** Stored data **
•••••

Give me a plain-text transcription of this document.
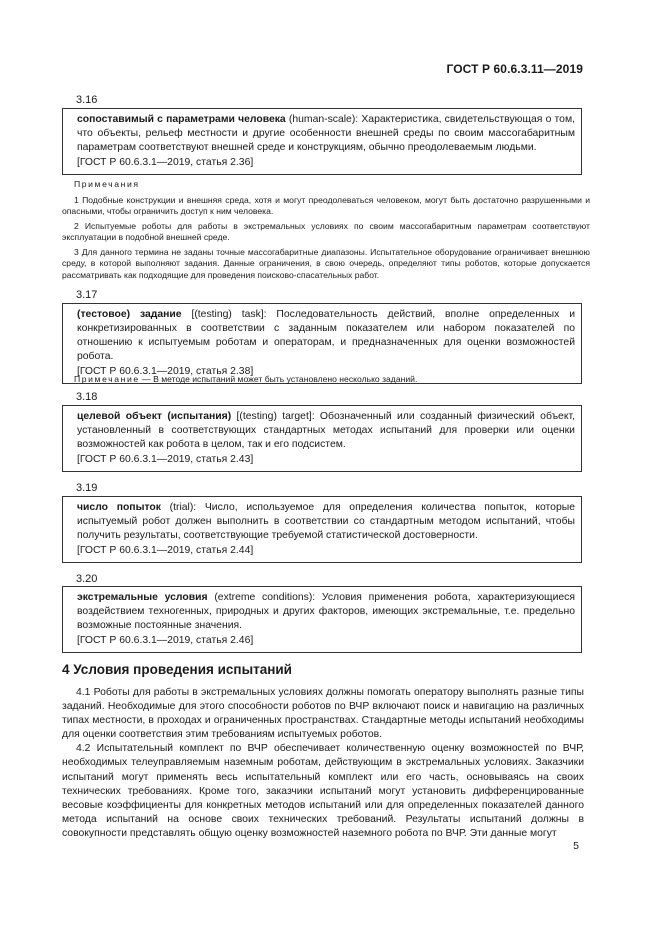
ГОСТ Р 60.6.3.11—2019
3.16

сопоставимый с параметрами человека (human-scale): Характеристика, свидетельствующая о том, что объекты, рельеф местности и другие особенности внешней среды по своим массогабаритным параметрам соответствуют внешней среде и конструкциям, обычно преодолеваемым людьми.

[ГОСТ Р 60.6.3.1—2019, статья 2.36]

Примечания

1 Подобные конструкции и внешняя среда, хотя и могут преодолеваться человеком, могут быть достаточно разрушенными и опасными, чтобы ограничить доступ к ним человека.

2 Испытуемые роботы для работы в экстремальных условиях по своим массогабаритным параметрам соответствуют эксплуатации в подобной внешней среде.

3 Для данного термина не заданы точные массогабаритные диапазоны. Испытательное оборудование ограничивает внешнюю среду, в которой выполняют задания. Данные ограничения, в свою очередь, определяют типы роботов, которые допускается рассматривать как подходящие для проведения поисково-спасательных работ.

3.17

(тестовое) задание [(testing) task]: Последовательность действий, вполне определенных и конкретизированных в соответствии с заданным показателем или набором показателей по отношению к испытуемым роботам и операторам, и предназначенных для оценки возможностей робота.

[ГОСТ Р 60.6.3.1—2019, статья 2.38]

Примечание — В методе испытаний может быть установлено несколько заданий.

3.18

целевой объект (испытания) [(testing) target]: Обозначенный или созданный физический объект, установленный в соответствующих стандартных методах испытаний для проверки или оценки возможностей как робота в целом, так и его подсистем.

[ГОСТ Р 60.6.3.1—2019, статья 2.43]

3.19

число попыток (trial): Число, используемое для определения количества попыток, которые испытуемый робот должен выполнить в соответствии со стандартным методом испытаний, чтобы получить результаты, соответствующие требуемой статистической достоверности.

[ГОСТ Р 60.6.3.1—2019, статья 2.44]

3.20

экстремальные условия (extreme conditions): Условия применения робота, характеризующиеся воздействием техногенных, природных и других факторов, имеющих экстремальные, т.е. предельно возможные постоянные значения.

[ГОСТ Р 60.6.3.1—2019, статья 2.46]

4 Условия проведения испытаний

4.1 Роботы для работы в экстремальных условиях должны помогать оператору выполнять разные типы заданий. Необходимые для этого способности роботов по ВЧР включают поиск и навигацию на различных типах местности, в проходах и ограниченных пространствах. Стандартные методы испытаний необходимы для оценки соответствия этим требованиям испытуемых роботов.

4.2 Испытательный комплект по ВЧР обеспечивает количественную оценку возможностей по ВЧР, необходимых телеуправляемым наземным роботам, действующим в экстремальных условиях. Заказчики испытаний могут применять весь испытательный комплект или его часть, основываясь на своих технических требованиях. Кроме того, заказчики испытаний могут установить дифференцированные весовые коэффициенты для конкретных методов испытаний или для определенных показателей данного метода испытаний на основе своих технических требований. Результаты испытаний должны в совокупности представлять общую оценку возможностей наземного робота по ВЧР. Эти данные могут

5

•••••

** Exercise instructions **
Find every line with the word "своим" and state how many there are, with no other words.

** Problem solution **
2